▶
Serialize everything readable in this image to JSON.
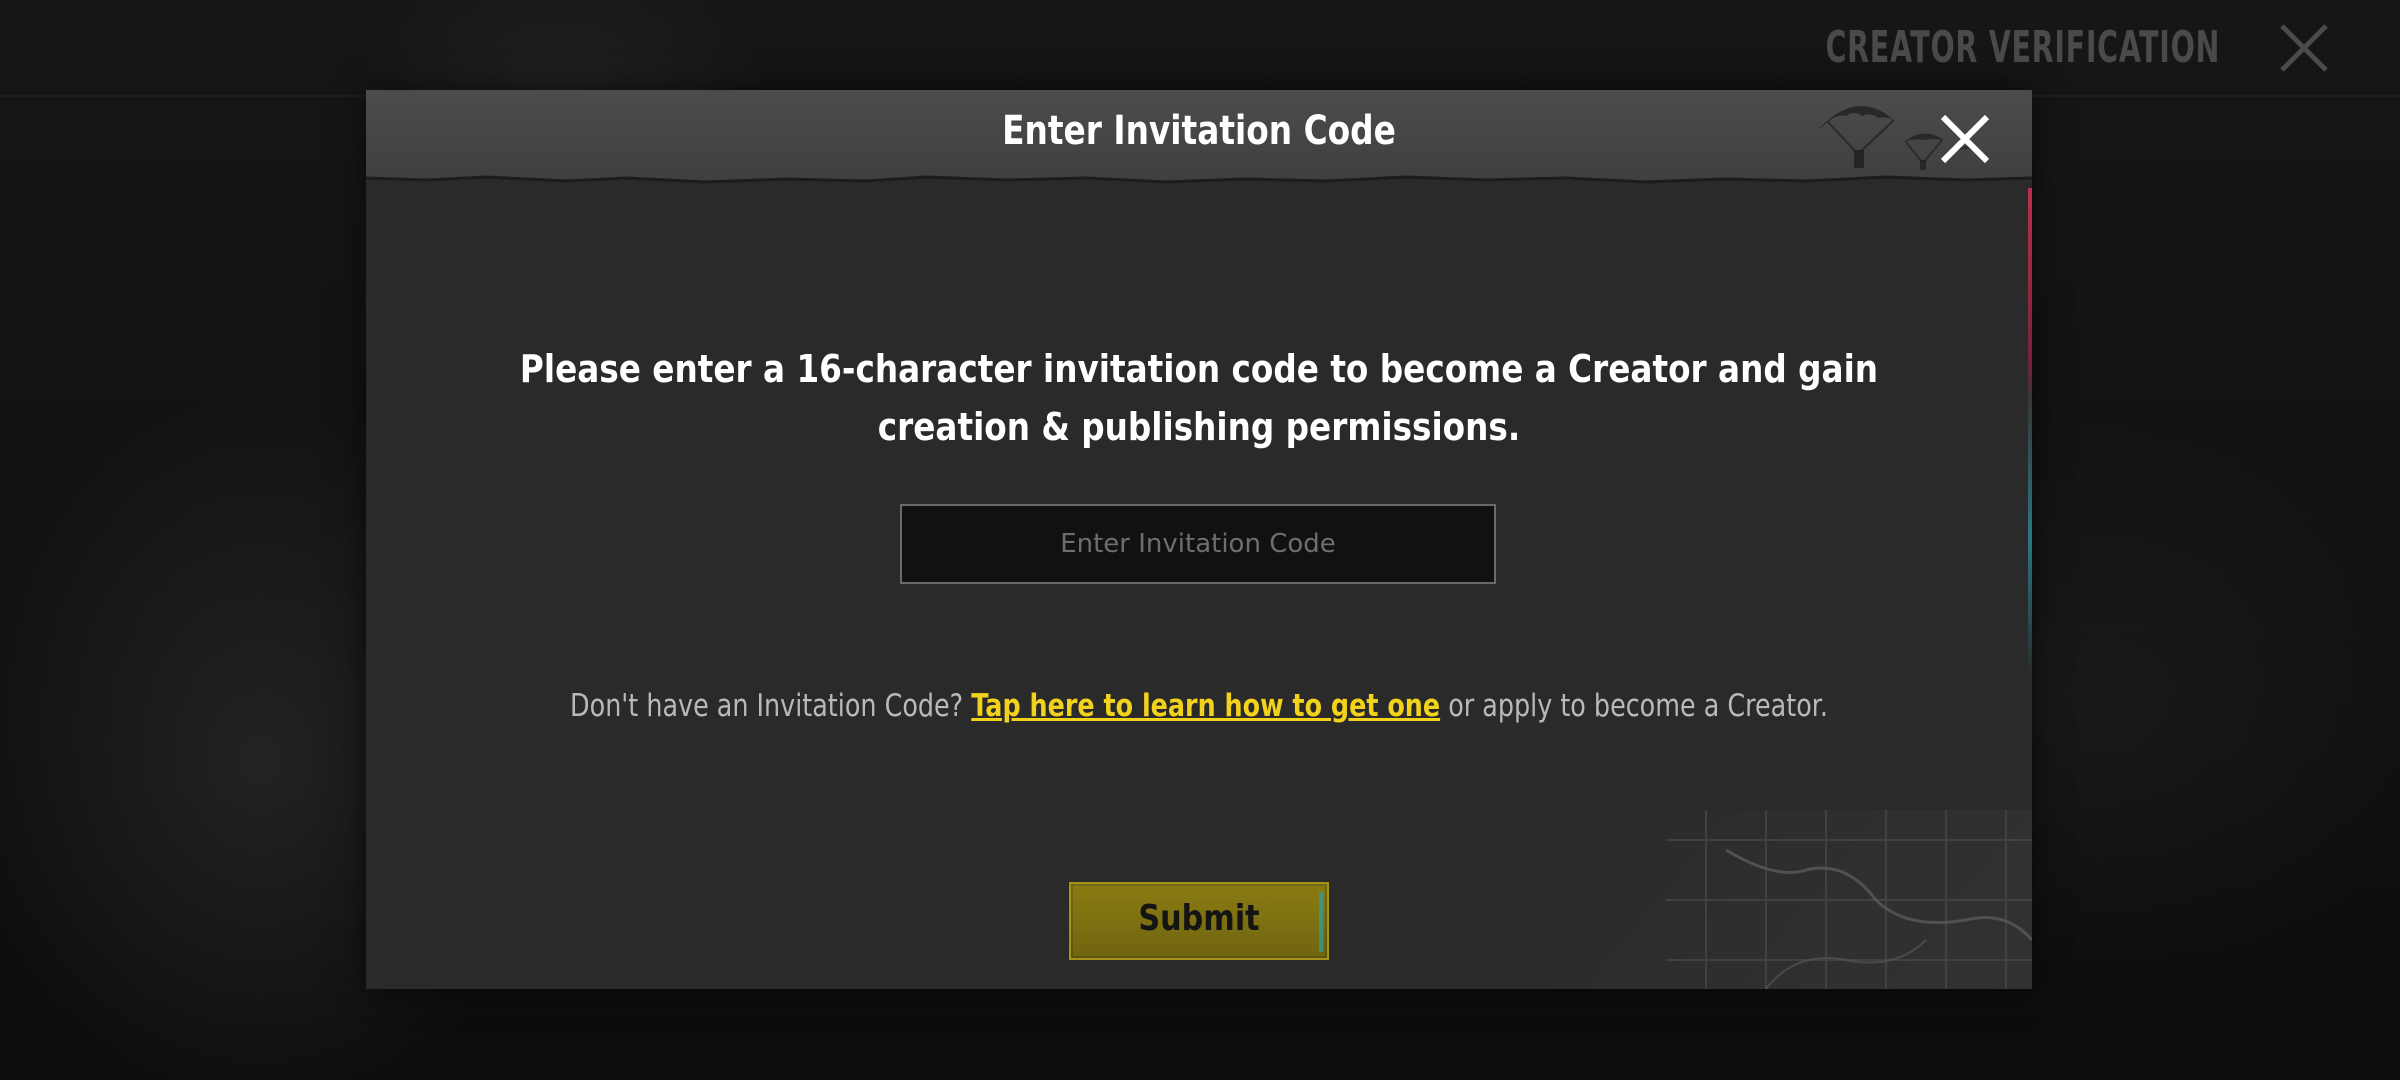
{
  "page": {
    "title": "CREATOR VERIFICATION",
    "close_icon": "close-icon"
  },
  "dialog": {
    "title": "Enter Invitation Code",
    "close_icon": "close-icon",
    "message": "Please enter a 16-character invitation code to become a Creator and gain creation & publishing permissions.",
    "input": {
      "placeholder": "Enter Invitation Code",
      "value": ""
    },
    "help": {
      "prefix": "Don't have an Invitation Code?",
      "link": "Tap here to learn how to get one",
      "suffix": "or apply to become a Creator."
    },
    "submit_label": "Submit",
    "decorations": {
      "header_art": "parachute-icon",
      "corner_art": "map-grid-icon"
    }
  },
  "colors": {
    "link": "#f2d21a",
    "submit": "#8a7c12",
    "dialog_bg": "#2a2a2a",
    "header_bg": "#45474a"
  }
}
◀
WHAT YOU SHOULD DO: Replicate the material above verbatim; images stay out of the copy.

RESULT OF THE TASK:
Serialize everything readable in this image to JSON.
{
  "page": {
    "title": "CREATOR VERIFICATION",
    "close_icon": "close-icon"
  },
  "dialog": {
    "title": "Enter Invitation Code",
    "close_icon": "close-icon",
    "message": "Please enter a 16-character invitation code to become a Creator and gain creation & publishing permissions.",
    "input": {
      "placeholder": "Enter Invitation Code",
      "value": ""
    },
    "help": {
      "prefix": "Don't have an Invitation Code?",
      "link": "Tap here to learn how to get one",
      "suffix": "or apply to become a Creator."
    },
    "submit_label": "Submit",
    "decorations": {
      "header_art": "parachute-icon",
      "corner_art": "map-grid-icon"
    }
  },
  "colors": {
    "link": "#f2d21a",
    "submit": "#8a7c12",
    "dialog_bg": "#2a2a2a",
    "header_bg": "#45474a"
  }
}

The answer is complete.